Exercise instructions
Say how many lines contain "Volunteer", using only the number.

------

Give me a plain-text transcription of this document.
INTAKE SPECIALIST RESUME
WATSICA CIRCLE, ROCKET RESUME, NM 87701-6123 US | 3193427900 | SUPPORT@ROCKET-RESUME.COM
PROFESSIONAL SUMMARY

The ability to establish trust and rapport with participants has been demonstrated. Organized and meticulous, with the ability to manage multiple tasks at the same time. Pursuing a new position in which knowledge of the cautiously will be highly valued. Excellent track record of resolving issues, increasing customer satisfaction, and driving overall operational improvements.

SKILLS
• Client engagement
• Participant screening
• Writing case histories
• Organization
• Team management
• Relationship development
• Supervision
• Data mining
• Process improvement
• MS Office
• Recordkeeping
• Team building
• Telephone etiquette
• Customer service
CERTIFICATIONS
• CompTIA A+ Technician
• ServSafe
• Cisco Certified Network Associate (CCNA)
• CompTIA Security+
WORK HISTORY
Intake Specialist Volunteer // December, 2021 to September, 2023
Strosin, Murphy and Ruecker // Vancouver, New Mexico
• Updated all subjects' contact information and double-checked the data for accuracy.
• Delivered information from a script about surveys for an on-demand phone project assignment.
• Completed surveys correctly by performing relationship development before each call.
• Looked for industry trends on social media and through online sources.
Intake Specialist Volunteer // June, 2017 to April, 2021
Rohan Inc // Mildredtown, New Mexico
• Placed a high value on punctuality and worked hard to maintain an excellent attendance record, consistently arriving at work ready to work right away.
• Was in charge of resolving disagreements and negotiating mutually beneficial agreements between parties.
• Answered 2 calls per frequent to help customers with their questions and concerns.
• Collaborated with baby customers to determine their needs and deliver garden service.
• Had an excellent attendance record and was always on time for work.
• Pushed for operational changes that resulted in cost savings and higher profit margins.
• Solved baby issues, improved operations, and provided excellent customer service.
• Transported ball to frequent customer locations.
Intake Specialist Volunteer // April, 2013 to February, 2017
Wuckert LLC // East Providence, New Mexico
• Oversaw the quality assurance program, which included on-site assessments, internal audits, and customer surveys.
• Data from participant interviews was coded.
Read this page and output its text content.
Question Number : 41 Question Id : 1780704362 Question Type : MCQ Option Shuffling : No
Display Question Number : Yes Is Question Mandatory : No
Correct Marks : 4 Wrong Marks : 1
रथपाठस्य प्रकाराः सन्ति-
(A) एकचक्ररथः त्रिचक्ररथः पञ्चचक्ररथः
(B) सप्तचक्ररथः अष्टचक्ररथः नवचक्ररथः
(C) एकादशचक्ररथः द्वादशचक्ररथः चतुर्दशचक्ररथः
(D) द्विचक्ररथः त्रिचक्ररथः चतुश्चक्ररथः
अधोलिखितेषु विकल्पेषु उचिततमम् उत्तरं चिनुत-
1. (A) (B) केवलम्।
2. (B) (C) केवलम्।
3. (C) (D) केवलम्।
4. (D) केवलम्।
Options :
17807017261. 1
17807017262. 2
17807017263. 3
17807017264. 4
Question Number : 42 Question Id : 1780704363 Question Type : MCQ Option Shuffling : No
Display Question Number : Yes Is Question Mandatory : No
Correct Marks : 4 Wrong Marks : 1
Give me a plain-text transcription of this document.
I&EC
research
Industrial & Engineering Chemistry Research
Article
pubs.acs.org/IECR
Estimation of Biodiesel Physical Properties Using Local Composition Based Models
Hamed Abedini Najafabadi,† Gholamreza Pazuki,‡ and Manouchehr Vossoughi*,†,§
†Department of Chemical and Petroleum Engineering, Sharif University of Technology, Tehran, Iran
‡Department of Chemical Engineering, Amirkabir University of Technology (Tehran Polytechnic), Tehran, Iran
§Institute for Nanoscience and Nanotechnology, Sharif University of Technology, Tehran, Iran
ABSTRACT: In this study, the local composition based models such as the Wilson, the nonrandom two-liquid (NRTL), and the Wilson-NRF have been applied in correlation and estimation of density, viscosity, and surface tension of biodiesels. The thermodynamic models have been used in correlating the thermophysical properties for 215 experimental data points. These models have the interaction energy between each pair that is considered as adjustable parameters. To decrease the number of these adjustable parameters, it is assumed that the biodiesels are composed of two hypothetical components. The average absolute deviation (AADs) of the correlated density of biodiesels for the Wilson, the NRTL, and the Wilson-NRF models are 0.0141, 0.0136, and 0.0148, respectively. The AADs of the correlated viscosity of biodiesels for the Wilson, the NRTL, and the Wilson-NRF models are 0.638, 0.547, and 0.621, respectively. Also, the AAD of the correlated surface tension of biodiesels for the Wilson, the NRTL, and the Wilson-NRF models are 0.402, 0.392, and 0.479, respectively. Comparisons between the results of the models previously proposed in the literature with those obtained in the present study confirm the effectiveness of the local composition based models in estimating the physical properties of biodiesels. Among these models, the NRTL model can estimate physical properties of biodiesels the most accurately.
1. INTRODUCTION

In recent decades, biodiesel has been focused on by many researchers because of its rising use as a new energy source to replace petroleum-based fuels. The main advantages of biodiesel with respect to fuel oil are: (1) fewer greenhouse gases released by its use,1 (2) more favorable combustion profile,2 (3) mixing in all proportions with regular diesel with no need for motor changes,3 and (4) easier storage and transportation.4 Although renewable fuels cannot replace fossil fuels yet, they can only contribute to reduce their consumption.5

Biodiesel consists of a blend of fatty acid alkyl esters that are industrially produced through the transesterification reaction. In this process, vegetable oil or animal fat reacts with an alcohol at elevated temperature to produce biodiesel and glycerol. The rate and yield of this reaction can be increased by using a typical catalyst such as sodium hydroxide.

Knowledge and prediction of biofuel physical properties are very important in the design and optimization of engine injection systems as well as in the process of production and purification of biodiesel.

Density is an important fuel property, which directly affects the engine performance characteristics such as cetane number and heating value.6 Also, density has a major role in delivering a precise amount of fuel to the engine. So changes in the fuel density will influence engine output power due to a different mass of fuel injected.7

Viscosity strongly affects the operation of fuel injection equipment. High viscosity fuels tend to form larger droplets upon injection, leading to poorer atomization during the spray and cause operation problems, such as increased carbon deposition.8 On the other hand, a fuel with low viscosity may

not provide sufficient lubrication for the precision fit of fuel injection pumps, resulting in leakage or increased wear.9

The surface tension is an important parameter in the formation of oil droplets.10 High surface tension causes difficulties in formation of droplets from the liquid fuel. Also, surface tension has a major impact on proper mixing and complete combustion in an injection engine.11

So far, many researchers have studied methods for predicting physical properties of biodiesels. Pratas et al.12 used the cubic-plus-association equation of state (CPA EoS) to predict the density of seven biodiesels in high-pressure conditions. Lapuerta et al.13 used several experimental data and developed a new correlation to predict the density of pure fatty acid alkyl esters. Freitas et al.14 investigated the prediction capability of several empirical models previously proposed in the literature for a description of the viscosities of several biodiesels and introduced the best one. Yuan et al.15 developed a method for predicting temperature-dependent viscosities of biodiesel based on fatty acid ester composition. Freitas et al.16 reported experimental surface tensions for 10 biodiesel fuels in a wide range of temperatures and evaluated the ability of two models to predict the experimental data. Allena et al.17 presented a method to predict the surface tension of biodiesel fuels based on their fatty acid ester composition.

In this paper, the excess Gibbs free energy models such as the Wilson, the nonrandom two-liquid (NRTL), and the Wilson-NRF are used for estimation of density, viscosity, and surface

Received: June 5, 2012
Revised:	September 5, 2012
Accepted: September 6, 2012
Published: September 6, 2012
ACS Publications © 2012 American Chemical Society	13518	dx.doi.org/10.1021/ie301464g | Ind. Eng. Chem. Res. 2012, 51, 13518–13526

------

Exercise solution
3